Dataset items
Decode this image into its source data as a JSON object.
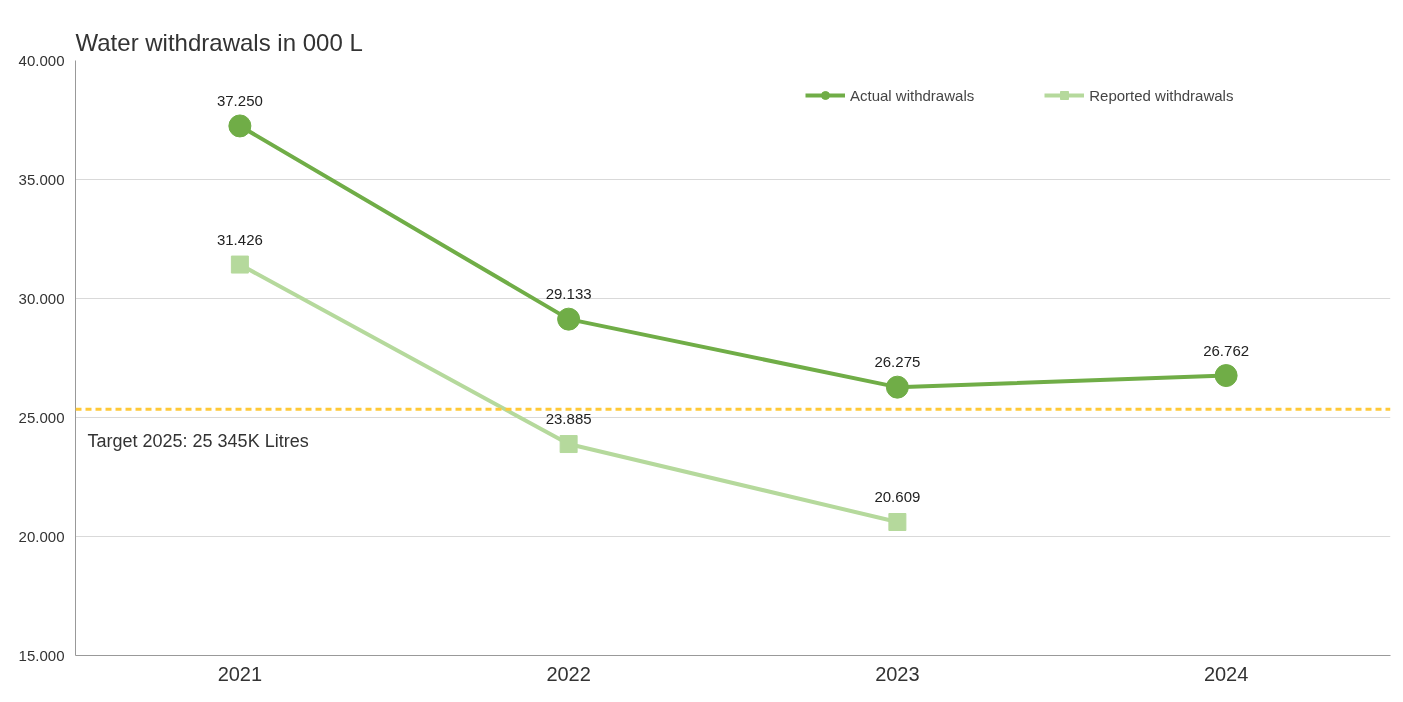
{
  "chart_data": {
    "type": "line",
    "title": "Water withdrawals in 000 L",
    "categories": [
      "2021",
      "2022",
      "2023",
      "2024"
    ],
    "series": [
      {
        "name": "Actual withdrawals",
        "color": "#70ad47",
        "marker": "circle",
        "values": [
          37250,
          29133,
          26275,
          26762
        ],
        "value_labels": [
          "37.250",
          "29.133",
          "26.275",
          "26.762"
        ]
      },
      {
        "name": "Reported withdrawals",
        "color": "#b5d99c",
        "marker": "square",
        "values": [
          31426,
          23885,
          20609,
          null
        ],
        "value_labels": [
          "31.426",
          "23.885",
          "20.609",
          null
        ]
      }
    ],
    "ylim": [
      15000,
      40000
    ],
    "yticks": [
      {
        "value": 15000,
        "label": "15.000"
      },
      {
        "value": 20000,
        "label": "20.000"
      },
      {
        "value": 25000,
        "label": "25.000"
      },
      {
        "value": 30000,
        "label": "30.000"
      },
      {
        "value": 35000,
        "label": "35.000"
      },
      {
        "value": 40000,
        "label": "40.000"
      }
    ],
    "ref_lines": [
      {
        "axis": "y",
        "value": 25345,
        "label": "Target 2025: 25 345K Litres",
        "color": "#ffc937",
        "line_style": "dashed"
      }
    ],
    "grid": "y",
    "legend": "top right",
    "line_style": "solid"
  }
}
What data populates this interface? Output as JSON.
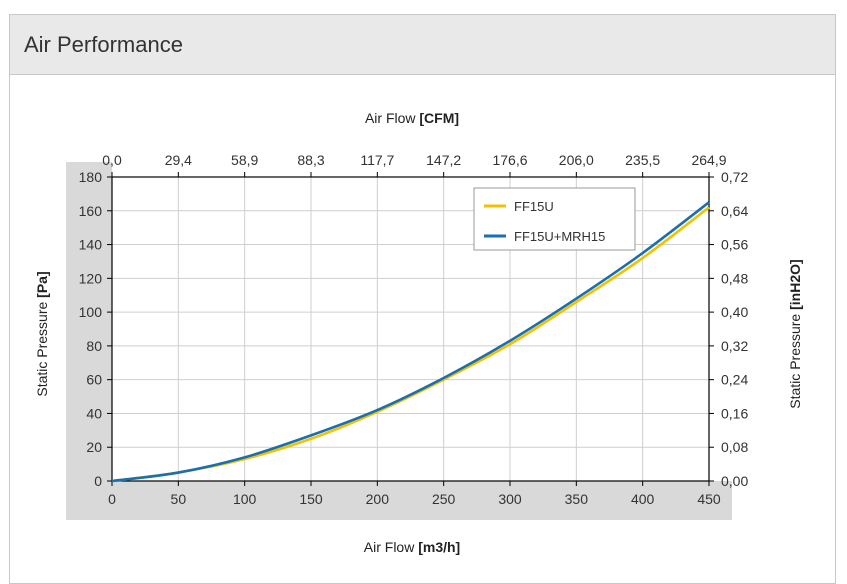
{
  "panel": {
    "title": "Air Performance"
  },
  "colors": {
    "header_bg": "#e9e9e9",
    "plot_backdrop": "#d9d9d9",
    "series_1": "#f2c200",
    "series_2": "#1a6fb0",
    "grid": "#cfcfcf"
  },
  "chart_data": {
    "type": "line",
    "title": "",
    "x_bottom": {
      "label_prefix": "Air Flow ",
      "label_unit": "[m3/h]",
      "range": [
        0,
        450
      ],
      "ticks": [
        "0",
        "50",
        "100",
        "150",
        "200",
        "250",
        "300",
        "350",
        "400",
        "450"
      ]
    },
    "x_top": {
      "label_prefix": "Air Flow ",
      "label_unit": "[CFM]",
      "ticks": [
        "0,0",
        "29,4",
        "58,9",
        "88,3",
        "117,7",
        "147,2",
        "176,6",
        "206,0",
        "235,5",
        "264,9"
      ]
    },
    "y_left": {
      "label_prefix": "Static Pressure ",
      "label_unit": "[Pa]",
      "range": [
        0,
        180
      ],
      "ticks": [
        "0",
        "20",
        "40",
        "60",
        "80",
        "100",
        "120",
        "140",
        "160",
        "180"
      ]
    },
    "y_right": {
      "label_prefix": "Static Pressure ",
      "label_unit": "[inH2O]",
      "ticks": [
        "0,00",
        "0,08",
        "0,16",
        "0,24",
        "0,32",
        "0,40",
        "0,48",
        "0,56",
        "0,64",
        "0,72"
      ]
    },
    "grid": true,
    "legend_position": "top-right",
    "series": [
      {
        "name": "FF15U",
        "color": "#f2c200",
        "x": [
          0,
          50,
          100,
          150,
          200,
          250,
          300,
          350,
          400,
          450
        ],
        "y": [
          0,
          5,
          13,
          25,
          41,
          60,
          81,
          106,
          132,
          162
        ]
      },
      {
        "name": "FF15U+MRH15",
        "color": "#1a6fb0",
        "x": [
          0,
          50,
          100,
          150,
          200,
          250,
          300,
          350,
          400,
          450
        ],
        "y": [
          0,
          5,
          14,
          27,
          42,
          61,
          83,
          108,
          135,
          165
        ]
      }
    ]
  }
}
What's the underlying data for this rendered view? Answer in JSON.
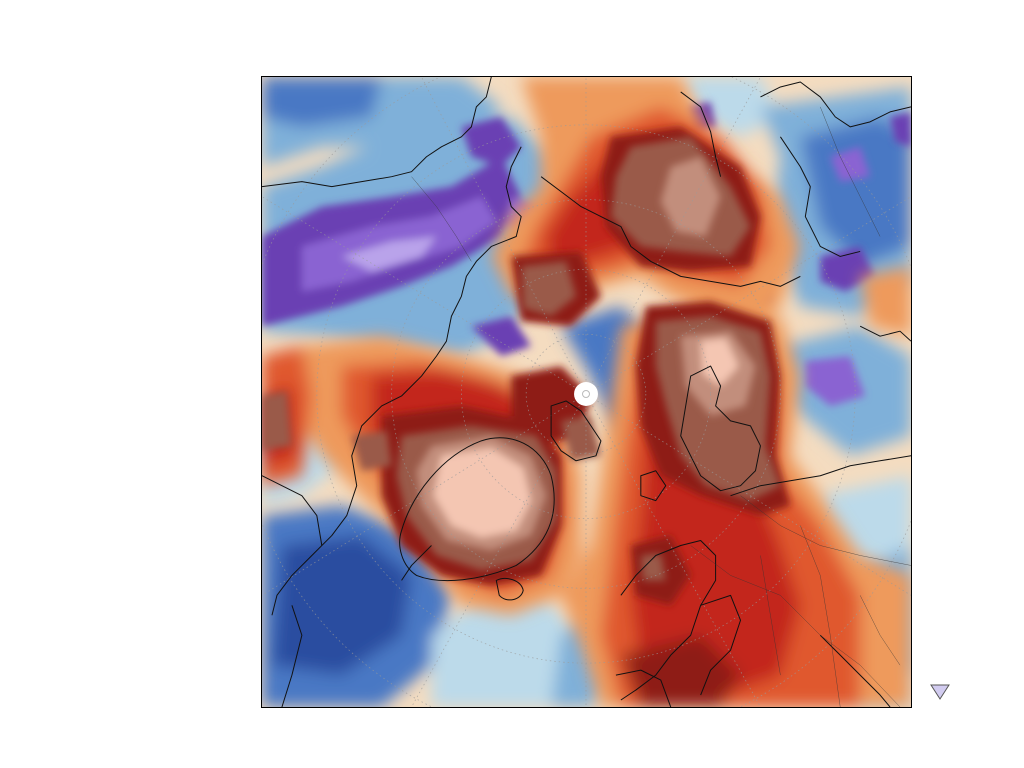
{
  "map": {
    "projection": "north-polar-stereographic",
    "colors": {
      "deep_purple": "#6a3fb3",
      "purple": "#8a63d2",
      "light_purple": "#b9a3ea",
      "navy": "#2b4ea0",
      "blue": "#4a78c4",
      "mid_blue": "#7fb0d9",
      "light_blue": "#bcdaea",
      "near_white": "#f2f3f4",
      "pale_orange": "#f7d3a3",
      "orange": "#ee9a5b",
      "red_orange": "#e0582f",
      "red": "#c3261e",
      "dark_red": "#8e1a15",
      "brown": "#9a5a4a",
      "light_brown": "#c28e7c",
      "salmon": "#f4c6b2"
    },
    "features": [
      "north-pole-marker",
      "coastlines",
      "country-borders",
      "lat-lon-graticule"
    ],
    "legend_marker": "down-triangle-icon"
  }
}
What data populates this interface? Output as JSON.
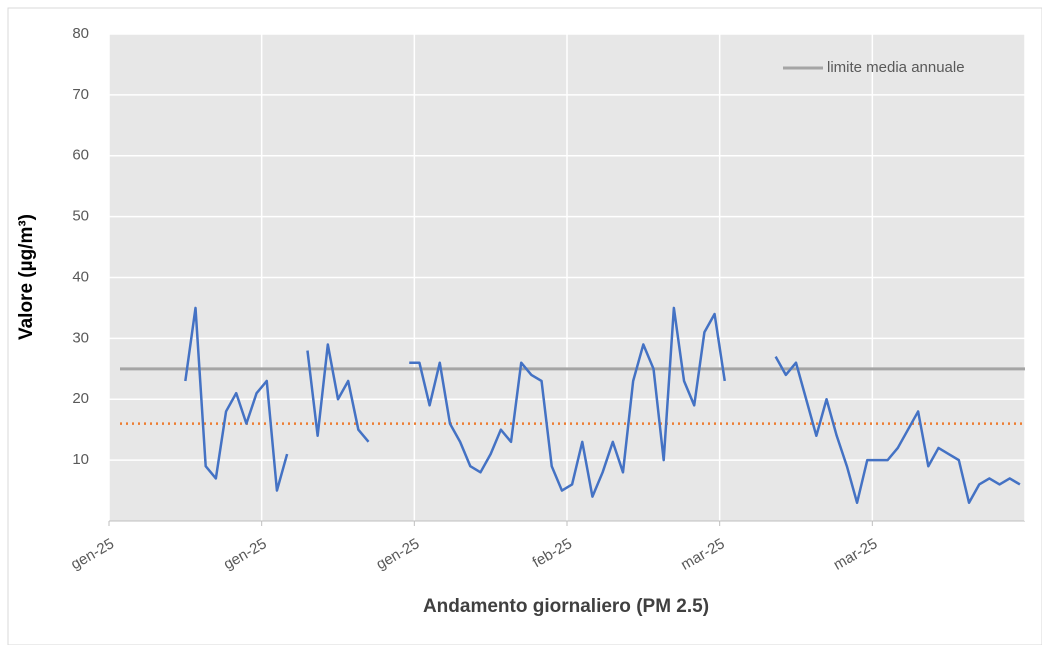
{
  "chart_data": {
    "type": "line",
    "x_label": "Andamento giornaliero (PM 2.5)",
    "y_label": "Valore (µg/m³)",
    "xlim": [
      0,
      90
    ],
    "xticks": [
      {
        "value": 0,
        "label": "gen-25"
      },
      {
        "value": 15,
        "label": "gen-25"
      },
      {
        "value": 30,
        "label": "gen-25"
      },
      {
        "value": 45,
        "label": "feb-25"
      },
      {
        "value": 60,
        "label": "mar-25"
      },
      {
        "value": 75,
        "label": "mar-25"
      }
    ],
    "ylim": [
      0,
      80
    ],
    "yticks": [
      10,
      20,
      30,
      40,
      50,
      60,
      70,
      80
    ],
    "grid": true,
    "legend": "top-right",
    "x": [
      7.5,
      8.5,
      9.5,
      10.5,
      11.5,
      12.5,
      13.5,
      14.5,
      15.5,
      16.5,
      17.5,
      18.5,
      19.5,
      20.5,
      21.5,
      22.5,
      23.5,
      24.5,
      25.5,
      26.5,
      27.5,
      28.5,
      29.5,
      30.5,
      31.5,
      32.5,
      33.5,
      34.5,
      35.5,
      36.5,
      37.5,
      38.5,
      39.5,
      40.5,
      41.5,
      42.5,
      43.5,
      44.5,
      45.5,
      46.5,
      47.5,
      48.5,
      49.5,
      50.5,
      51.5,
      52.5,
      53.5,
      54.5,
      55.5,
      56.5,
      57.5,
      58.5,
      59.5,
      60.5,
      61.5,
      62.5,
      63.5,
      64.5,
      65.5,
      66.5,
      67.5,
      68.5,
      69.5,
      70.5,
      71.5,
      72.5,
      73.5,
      74.5,
      75.5,
      76.5,
      77.5,
      78.5,
      79.5,
      80.5,
      81.5,
      82.5,
      83.5,
      84.5,
      85.5,
      86.5,
      87.5,
      88.5,
      89.5
    ],
    "series": [
      {
        "color": "#4472c4",
        "values": [
          23,
          35,
          9,
          7,
          18,
          21,
          16,
          21,
          23,
          5,
          11,
          null,
          28,
          14,
          29,
          20,
          23,
          15,
          13,
          null,
          null,
          null,
          26,
          26,
          19,
          26,
          16,
          13,
          9,
          8,
          11,
          15,
          13,
          26,
          24,
          23,
          9,
          5,
          6,
          13,
          4,
          8,
          13,
          8,
          23,
          29,
          25,
          10,
          35,
          23,
          19,
          31,
          34,
          23,
          null,
          null,
          null,
          null,
          27,
          24,
          26,
          20,
          14,
          20,
          14,
          9,
          3,
          10,
          10,
          10,
          12,
          15,
          18,
          9,
          12,
          11,
          10,
          3,
          6,
          7,
          6,
          7,
          6
        ]
      }
    ],
    "reference_lines": [
      {
        "name": "limite media annuale",
        "value": 25,
        "color": "#a5a5a5"
      },
      {
        "value": 16,
        "color": "#ed7d31",
        "dash": "dotted"
      }
    ]
  }
}
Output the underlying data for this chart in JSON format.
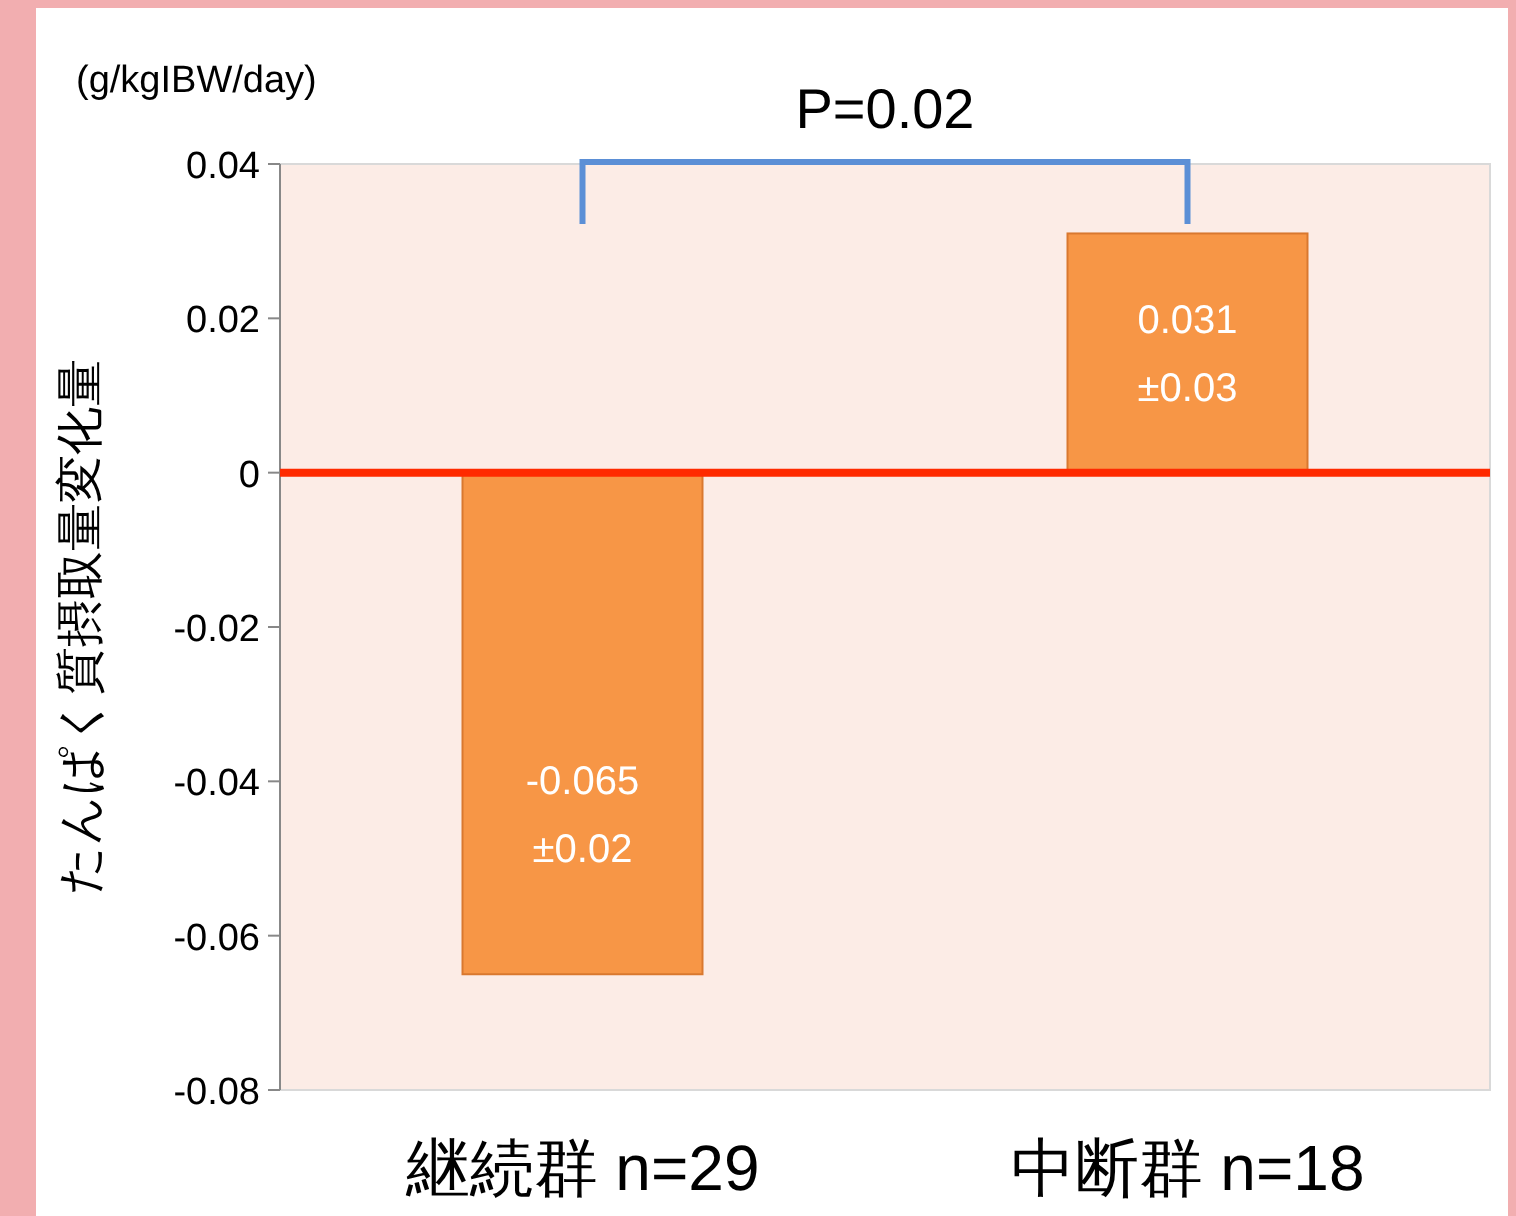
{
  "chart_data": {
    "type": "bar",
    "categories": [
      "継続群 n=29",
      "中断群 n=18"
    ],
    "values": [
      -0.065,
      0.031
    ],
    "color": "#f79646",
    "value_labels": [
      "-0.065\n±0.02",
      "0.031\n±0.03"
    ],
    "ylabel": "たんぱく質摂取量変化量",
    "ylim": [
      -0.08,
      0.04
    ],
    "yticks": [
      -0.08,
      -0.06,
      -0.04,
      -0.02,
      0,
      0.02,
      0.04
    ],
    "ref_lines": [
      {
        "axis": "y",
        "value": 0,
        "color": "#ff2a00"
      }
    ],
    "annotations": [
      "(g/kgIBW/day)",
      "P=0.02"
    ]
  }
}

### Aim
Select, from the listing, all lines that include the word "JSON".

### Solution to this exercise
Decode this image into its source data as a JSON object.
What data populates this interface? Output as JSON.
What's the underlying data for this rendered view? Answer in JSON.
What data populates this interface? Output as JSON.
Output the underlying data for this chart in JSON format.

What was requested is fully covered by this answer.